Set exercise -
Leaving out the pictures, transcribe all of the records faithfully.

Extracted material -
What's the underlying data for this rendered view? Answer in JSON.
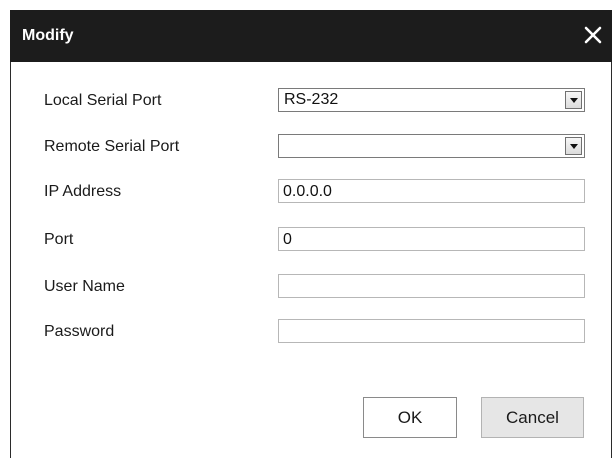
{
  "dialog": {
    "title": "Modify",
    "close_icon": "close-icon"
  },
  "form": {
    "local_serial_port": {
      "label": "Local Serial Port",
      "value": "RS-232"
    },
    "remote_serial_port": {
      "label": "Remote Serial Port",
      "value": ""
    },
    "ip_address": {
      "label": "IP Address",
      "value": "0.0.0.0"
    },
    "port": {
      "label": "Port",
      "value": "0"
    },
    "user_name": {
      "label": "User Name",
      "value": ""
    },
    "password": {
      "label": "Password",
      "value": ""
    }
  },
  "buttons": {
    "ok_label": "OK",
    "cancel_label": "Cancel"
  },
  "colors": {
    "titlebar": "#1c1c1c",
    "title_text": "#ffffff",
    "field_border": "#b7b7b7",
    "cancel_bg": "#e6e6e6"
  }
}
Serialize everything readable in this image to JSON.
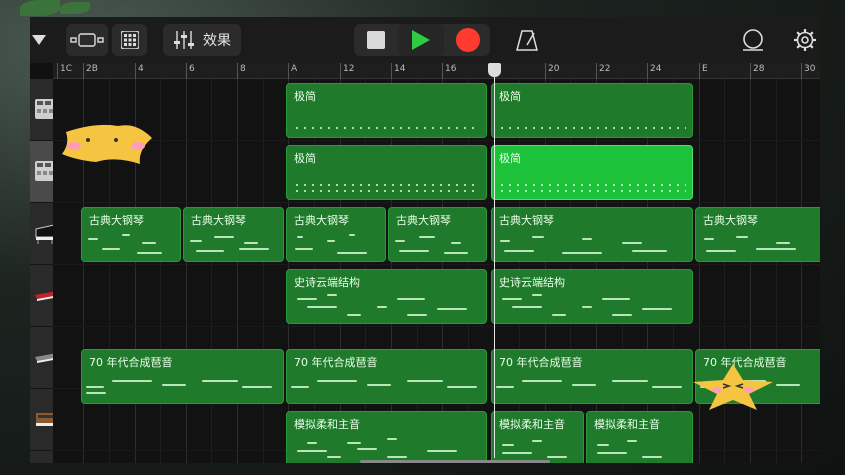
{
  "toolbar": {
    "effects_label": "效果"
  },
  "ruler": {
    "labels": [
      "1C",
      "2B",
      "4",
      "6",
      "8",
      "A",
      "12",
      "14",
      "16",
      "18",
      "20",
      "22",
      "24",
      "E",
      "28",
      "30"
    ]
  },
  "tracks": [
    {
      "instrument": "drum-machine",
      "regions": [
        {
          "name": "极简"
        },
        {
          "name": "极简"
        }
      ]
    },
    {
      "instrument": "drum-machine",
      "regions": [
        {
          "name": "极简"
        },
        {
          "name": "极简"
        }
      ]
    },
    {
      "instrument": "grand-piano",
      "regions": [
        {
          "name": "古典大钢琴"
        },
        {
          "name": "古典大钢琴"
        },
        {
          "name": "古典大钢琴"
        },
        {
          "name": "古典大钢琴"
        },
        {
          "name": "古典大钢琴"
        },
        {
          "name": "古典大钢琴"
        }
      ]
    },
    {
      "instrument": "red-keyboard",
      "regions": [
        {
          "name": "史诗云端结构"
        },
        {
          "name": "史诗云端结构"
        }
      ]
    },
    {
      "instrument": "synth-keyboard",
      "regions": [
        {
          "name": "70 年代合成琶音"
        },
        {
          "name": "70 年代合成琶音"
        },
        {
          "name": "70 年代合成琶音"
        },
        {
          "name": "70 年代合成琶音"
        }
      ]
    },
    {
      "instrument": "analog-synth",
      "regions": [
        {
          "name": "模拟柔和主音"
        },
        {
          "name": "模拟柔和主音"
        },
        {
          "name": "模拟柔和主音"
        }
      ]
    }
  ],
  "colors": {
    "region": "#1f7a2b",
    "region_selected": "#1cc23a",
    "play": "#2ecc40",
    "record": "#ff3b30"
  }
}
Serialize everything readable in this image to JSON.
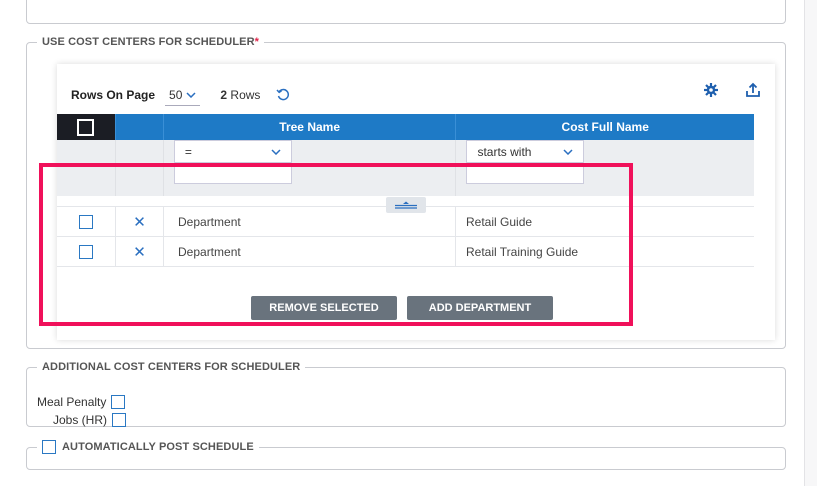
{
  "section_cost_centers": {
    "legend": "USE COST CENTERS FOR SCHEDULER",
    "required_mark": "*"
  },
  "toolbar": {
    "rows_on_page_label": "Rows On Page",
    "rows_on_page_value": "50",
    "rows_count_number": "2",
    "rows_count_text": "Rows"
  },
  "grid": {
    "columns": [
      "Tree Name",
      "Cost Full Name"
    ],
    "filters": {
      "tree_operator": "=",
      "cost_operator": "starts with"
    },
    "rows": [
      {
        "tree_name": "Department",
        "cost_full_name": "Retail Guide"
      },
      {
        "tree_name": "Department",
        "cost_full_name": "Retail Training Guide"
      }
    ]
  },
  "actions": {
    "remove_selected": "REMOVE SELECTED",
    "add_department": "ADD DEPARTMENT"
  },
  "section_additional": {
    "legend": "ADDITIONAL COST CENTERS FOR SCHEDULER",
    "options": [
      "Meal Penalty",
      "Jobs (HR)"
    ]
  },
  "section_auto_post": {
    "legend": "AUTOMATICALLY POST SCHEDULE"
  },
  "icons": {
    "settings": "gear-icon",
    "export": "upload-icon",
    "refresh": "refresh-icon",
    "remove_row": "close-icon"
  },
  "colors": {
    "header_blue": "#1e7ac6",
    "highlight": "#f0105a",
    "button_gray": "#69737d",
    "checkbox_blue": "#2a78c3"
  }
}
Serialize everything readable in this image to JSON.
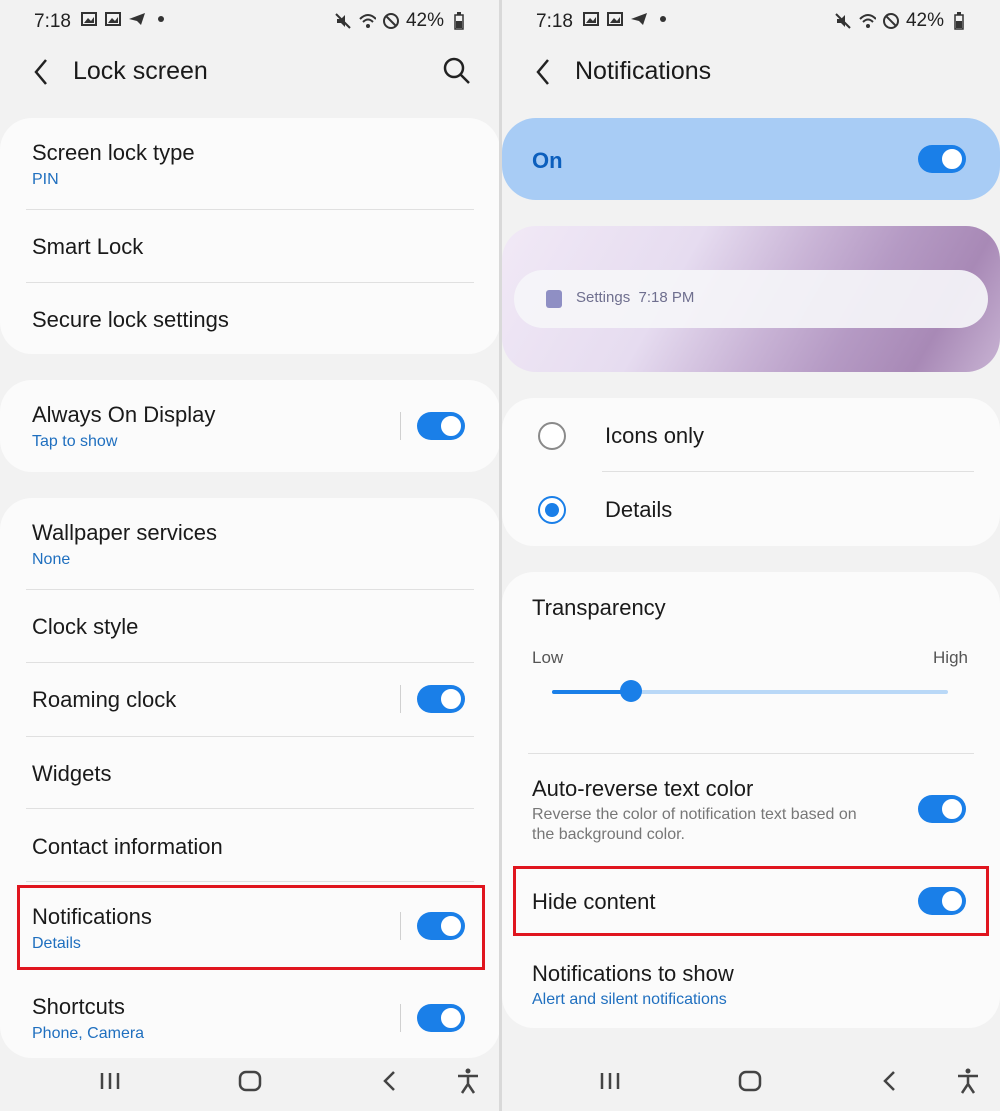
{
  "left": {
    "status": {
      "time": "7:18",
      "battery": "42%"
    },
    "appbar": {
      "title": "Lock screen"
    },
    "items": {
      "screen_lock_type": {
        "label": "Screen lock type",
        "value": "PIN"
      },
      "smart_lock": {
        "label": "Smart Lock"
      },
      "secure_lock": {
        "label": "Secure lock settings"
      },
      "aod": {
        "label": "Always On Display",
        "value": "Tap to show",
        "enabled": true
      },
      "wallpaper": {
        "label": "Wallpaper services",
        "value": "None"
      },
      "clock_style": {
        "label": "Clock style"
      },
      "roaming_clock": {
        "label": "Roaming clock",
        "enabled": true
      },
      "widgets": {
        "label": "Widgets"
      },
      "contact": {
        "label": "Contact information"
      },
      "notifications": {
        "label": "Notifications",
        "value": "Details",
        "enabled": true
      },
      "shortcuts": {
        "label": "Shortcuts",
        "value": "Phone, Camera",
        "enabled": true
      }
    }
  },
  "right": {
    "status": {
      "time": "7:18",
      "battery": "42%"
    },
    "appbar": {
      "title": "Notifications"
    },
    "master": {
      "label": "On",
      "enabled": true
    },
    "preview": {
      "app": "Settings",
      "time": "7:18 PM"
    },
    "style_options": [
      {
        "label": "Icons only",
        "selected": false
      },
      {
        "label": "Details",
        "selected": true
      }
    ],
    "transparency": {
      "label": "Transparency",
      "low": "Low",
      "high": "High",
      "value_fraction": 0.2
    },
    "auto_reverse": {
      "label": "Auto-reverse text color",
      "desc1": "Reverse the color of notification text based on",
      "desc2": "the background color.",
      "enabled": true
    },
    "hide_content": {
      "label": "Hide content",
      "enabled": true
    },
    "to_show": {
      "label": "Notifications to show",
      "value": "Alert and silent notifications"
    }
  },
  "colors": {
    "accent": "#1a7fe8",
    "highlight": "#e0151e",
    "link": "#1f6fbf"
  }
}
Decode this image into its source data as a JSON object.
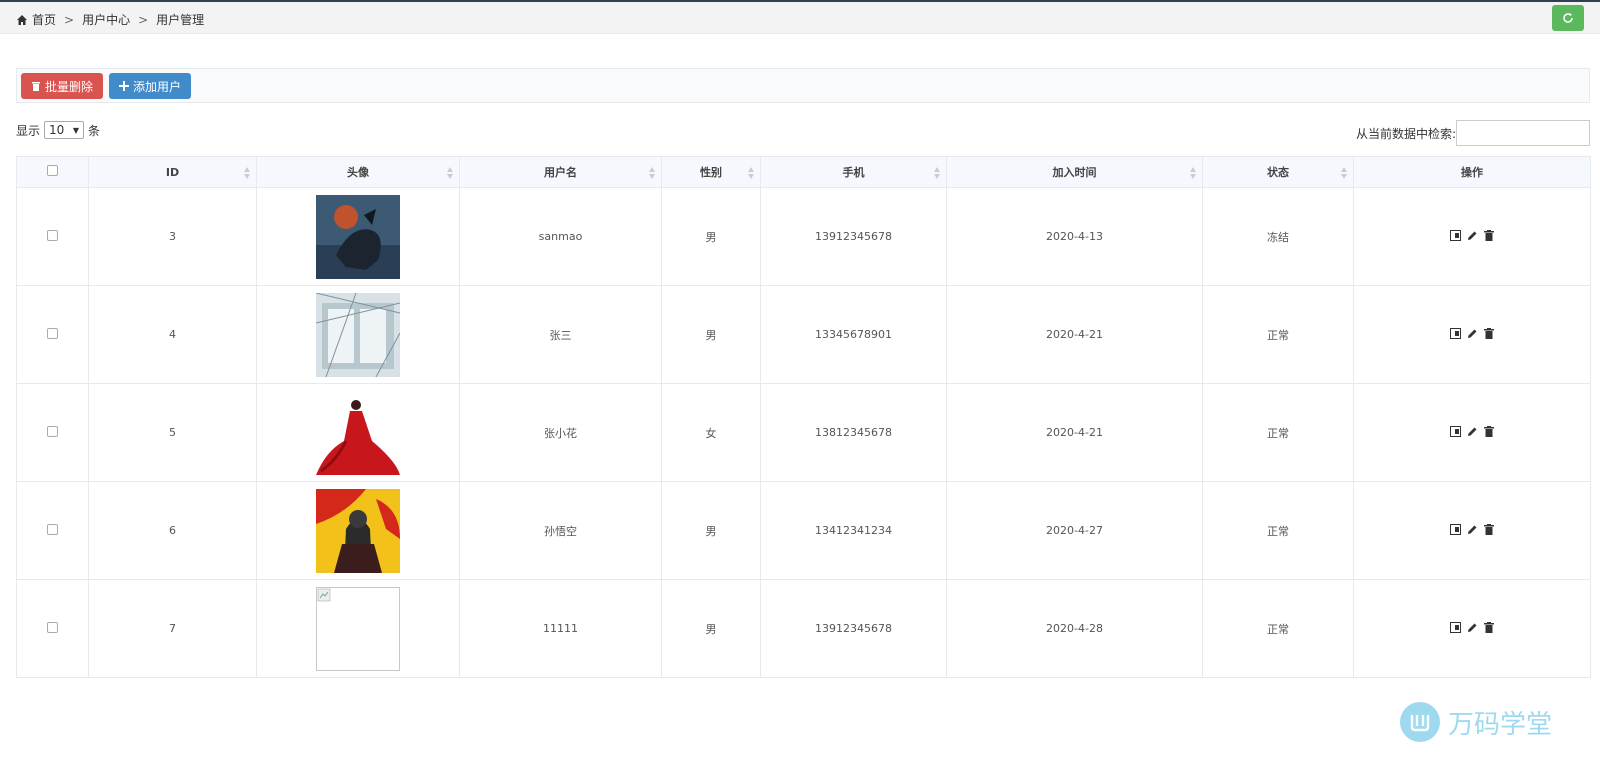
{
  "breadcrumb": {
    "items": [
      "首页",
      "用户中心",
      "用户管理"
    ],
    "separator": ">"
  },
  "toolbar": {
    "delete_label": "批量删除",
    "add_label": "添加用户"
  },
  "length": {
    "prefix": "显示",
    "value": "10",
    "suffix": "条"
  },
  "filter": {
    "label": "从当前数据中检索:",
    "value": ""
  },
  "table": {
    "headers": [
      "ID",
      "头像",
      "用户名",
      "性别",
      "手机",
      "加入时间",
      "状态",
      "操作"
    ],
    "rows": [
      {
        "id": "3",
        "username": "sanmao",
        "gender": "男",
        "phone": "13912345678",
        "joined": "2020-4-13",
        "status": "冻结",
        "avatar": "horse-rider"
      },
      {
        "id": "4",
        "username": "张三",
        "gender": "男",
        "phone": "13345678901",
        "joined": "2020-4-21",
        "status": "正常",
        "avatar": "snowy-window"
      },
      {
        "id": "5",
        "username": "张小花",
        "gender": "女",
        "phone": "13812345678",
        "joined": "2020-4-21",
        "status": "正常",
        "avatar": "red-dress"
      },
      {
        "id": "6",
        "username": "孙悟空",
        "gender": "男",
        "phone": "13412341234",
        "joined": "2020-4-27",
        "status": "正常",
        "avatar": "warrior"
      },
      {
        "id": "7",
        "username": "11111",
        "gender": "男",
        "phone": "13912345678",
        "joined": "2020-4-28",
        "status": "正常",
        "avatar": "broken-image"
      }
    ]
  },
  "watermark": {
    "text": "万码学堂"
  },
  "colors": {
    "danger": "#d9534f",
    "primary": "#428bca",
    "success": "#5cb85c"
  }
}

Output for this exercise -
What's the underlying data for this rendered view? Answer in JSON.
{
  "dialog": {
    "title": "Modify",
    "close_icon": "close-icon"
  },
  "form": {
    "local_serial_port": {
      "label": "Local Serial Port",
      "value": "RS-232"
    },
    "remote_serial_port": {
      "label": "Remote Serial Port",
      "value": ""
    },
    "ip_address": {
      "label": "IP Address",
      "value": "0.0.0.0"
    },
    "port": {
      "label": "Port",
      "value": "0"
    },
    "user_name": {
      "label": "User Name",
      "value": ""
    },
    "password": {
      "label": "Password",
      "value": ""
    }
  },
  "buttons": {
    "ok_label": "OK",
    "cancel_label": "Cancel"
  },
  "colors": {
    "titlebar": "#1c1c1c",
    "title_text": "#ffffff",
    "field_border": "#b7b7b7",
    "cancel_bg": "#e6e6e6"
  }
}
Serialize everything readable in this image to JSON.
{
  "toolbar": {
    "effects_label": "效果"
  },
  "ruler": {
    "labels": [
      "1C",
      "2B",
      "4",
      "6",
      "8",
      "A",
      "12",
      "14",
      "16",
      "18",
      "20",
      "22",
      "24",
      "E",
      "28",
      "30"
    ]
  },
  "tracks": [
    {
      "instrument": "drum-machine",
      "regions": [
        {
          "name": "极简"
        },
        {
          "name": "极简"
        }
      ]
    },
    {
      "instrument": "drum-machine",
      "regions": [
        {
          "name": "极简"
        },
        {
          "name": "极简"
        }
      ]
    },
    {
      "instrument": "grand-piano",
      "regions": [
        {
          "name": "古典大钢琴"
        },
        {
          "name": "古典大钢琴"
        },
        {
          "name": "古典大钢琴"
        },
        {
          "name": "古典大钢琴"
        },
        {
          "name": "古典大钢琴"
        },
        {
          "name": "古典大钢琴"
        }
      ]
    },
    {
      "instrument": "red-keyboard",
      "regions": [
        {
          "name": "史诗云端结构"
        },
        {
          "name": "史诗云端结构"
        }
      ]
    },
    {
      "instrument": "synth-keyboard",
      "regions": [
        {
          "name": "70 年代合成琶音"
        },
        {
          "name": "70 年代合成琶音"
        },
        {
          "name": "70 年代合成琶音"
        },
        {
          "name": "70 年代合成琶音"
        }
      ]
    },
    {
      "instrument": "analog-synth",
      "regions": [
        {
          "name": "模拟柔和主音"
        },
        {
          "name": "模拟柔和主音"
        },
        {
          "name": "模拟柔和主音"
        }
      ]
    }
  ],
  "colors": {
    "region": "#1f7a2b",
    "region_selected": "#1cc23a",
    "play": "#2ecc40",
    "record": "#ff3b30"
  }
}
Serialize everything readable in this image to JSON.
{
  "section_cost_centers": {
    "legend": "USE COST CENTERS FOR SCHEDULER",
    "required_mark": "*"
  },
  "toolbar": {
    "rows_on_page_label": "Rows On Page",
    "rows_on_page_value": "50",
    "rows_count_number": "2",
    "rows_count_text": "Rows"
  },
  "grid": {
    "columns": [
      "Tree Name",
      "Cost Full Name"
    ],
    "filters": {
      "tree_operator": "=",
      "cost_operator": "starts with"
    },
    "rows": [
      {
        "tree_name": "Department",
        "cost_full_name": "Retail Guide"
      },
      {
        "tree_name": "Department",
        "cost_full_name": "Retail Training Guide"
      }
    ]
  },
  "actions": {
    "remove_selected": "REMOVE SELECTED",
    "add_department": "ADD DEPARTMENT"
  },
  "section_additional": {
    "legend": "ADDITIONAL COST CENTERS FOR SCHEDULER",
    "options": [
      "Meal Penalty",
      "Jobs (HR)"
    ]
  },
  "section_auto_post": {
    "legend": "AUTOMATICALLY POST SCHEDULE"
  },
  "icons": {
    "settings": "gear-icon",
    "export": "upload-icon",
    "refresh": "refresh-icon",
    "remove_row": "close-icon"
  },
  "colors": {
    "header_blue": "#1e7ac6",
    "highlight": "#f0105a",
    "button_gray": "#69737d",
    "checkbox_blue": "#2a78c3"
  }
}
Serialize everything readable in this image to JSON.
{
  "left": {
    "status": {
      "time": "7:18",
      "battery": "42%"
    },
    "appbar": {
      "title": "Lock screen"
    },
    "items": {
      "screen_lock_type": {
        "label": "Screen lock type",
        "value": "PIN"
      },
      "smart_lock": {
        "label": "Smart Lock"
      },
      "secure_lock": {
        "label": "Secure lock settings"
      },
      "aod": {
        "label": "Always On Display",
        "value": "Tap to show",
        "enabled": true
      },
      "wallpaper": {
        "label": "Wallpaper services",
        "value": "None"
      },
      "clock_style": {
        "label": "Clock style"
      },
      "roaming_clock": {
        "label": "Roaming clock",
        "enabled": true
      },
      "widgets": {
        "label": "Widgets"
      },
      "contact": {
        "label": "Contact information"
      },
      "notifications": {
        "label": "Notifications",
        "value": "Details",
        "enabled": true
      },
      "shortcuts": {
        "label": "Shortcuts",
        "value": "Phone, Camera",
        "enabled": true
      }
    }
  },
  "right": {
    "status": {
      "time": "7:18",
      "battery": "42%"
    },
    "appbar": {
      "title": "Notifications"
    },
    "master": {
      "label": "On",
      "enabled": true
    },
    "preview": {
      "app": "Settings",
      "time": "7:18 PM"
    },
    "style_options": [
      {
        "label": "Icons only",
        "selected": false
      },
      {
        "label": "Details",
        "selected": true
      }
    ],
    "transparency": {
      "label": "Transparency",
      "low": "Low",
      "high": "High",
      "value_fraction": 0.2
    },
    "auto_reverse": {
      "label": "Auto-reverse text color",
      "desc1": "Reverse the color of notification text based on",
      "desc2": "the background color.",
      "enabled": true
    },
    "hide_content": {
      "label": "Hide content",
      "enabled": true
    },
    "to_show": {
      "label": "Notifications to show",
      "value": "Alert and silent notifications"
    }
  },
  "colors": {
    "accent": "#1a7fe8",
    "highlight": "#e0151e",
    "link": "#1f6fbf"
  }
}
Decode this image into its source data as a JSON object.
{
  "breadcrumb": {
    "items": [
      "首页",
      "用户中心",
      "用户管理"
    ],
    "separator": ">"
  },
  "toolbar": {
    "delete_label": "批量删除",
    "add_label": "添加用户"
  },
  "length": {
    "prefix": "显示",
    "value": "10",
    "suffix": "条"
  },
  "filter": {
    "label": "从当前数据中检索:",
    "value": ""
  },
  "table": {
    "headers": [
      "ID",
      "头像",
      "用户名",
      "性别",
      "手机",
      "加入时间",
      "状态",
      "操作"
    ],
    "rows": [
      {
        "id": "3",
        "username": "sanmao",
        "gender": "男",
        "phone": "13912345678",
        "joined": "2020-4-13",
        "status": "冻结",
        "avatar": "horse-rider"
      },
      {
        "id": "4",
        "username": "张三",
        "gender": "男",
        "phone": "13345678901",
        "joined": "2020-4-21",
        "status": "正常",
        "avatar": "snowy-window"
      },
      {
        "id": "5",
        "username": "张小花",
        "gender": "女",
        "phone": "13812345678",
        "joined": "2020-4-21",
        "status": "正常",
        "avatar": "red-dress"
      },
      {
        "id": "6",
        "username": "孙悟空",
        "gender": "男",
        "phone": "13412341234",
        "joined": "2020-4-27",
        "status": "正常",
        "avatar": "warrior"
      },
      {
        "id": "7",
        "username": "11111",
        "gender": "男",
        "phone": "13912345678",
        "joined": "2020-4-28",
        "status": "正常",
        "avatar": "broken-image"
      }
    ]
  },
  "watermark": {
    "text": "万码学堂"
  },
  "colors": {
    "danger": "#d9534f",
    "primary": "#428bca",
    "success": "#5cb85c"
  }
}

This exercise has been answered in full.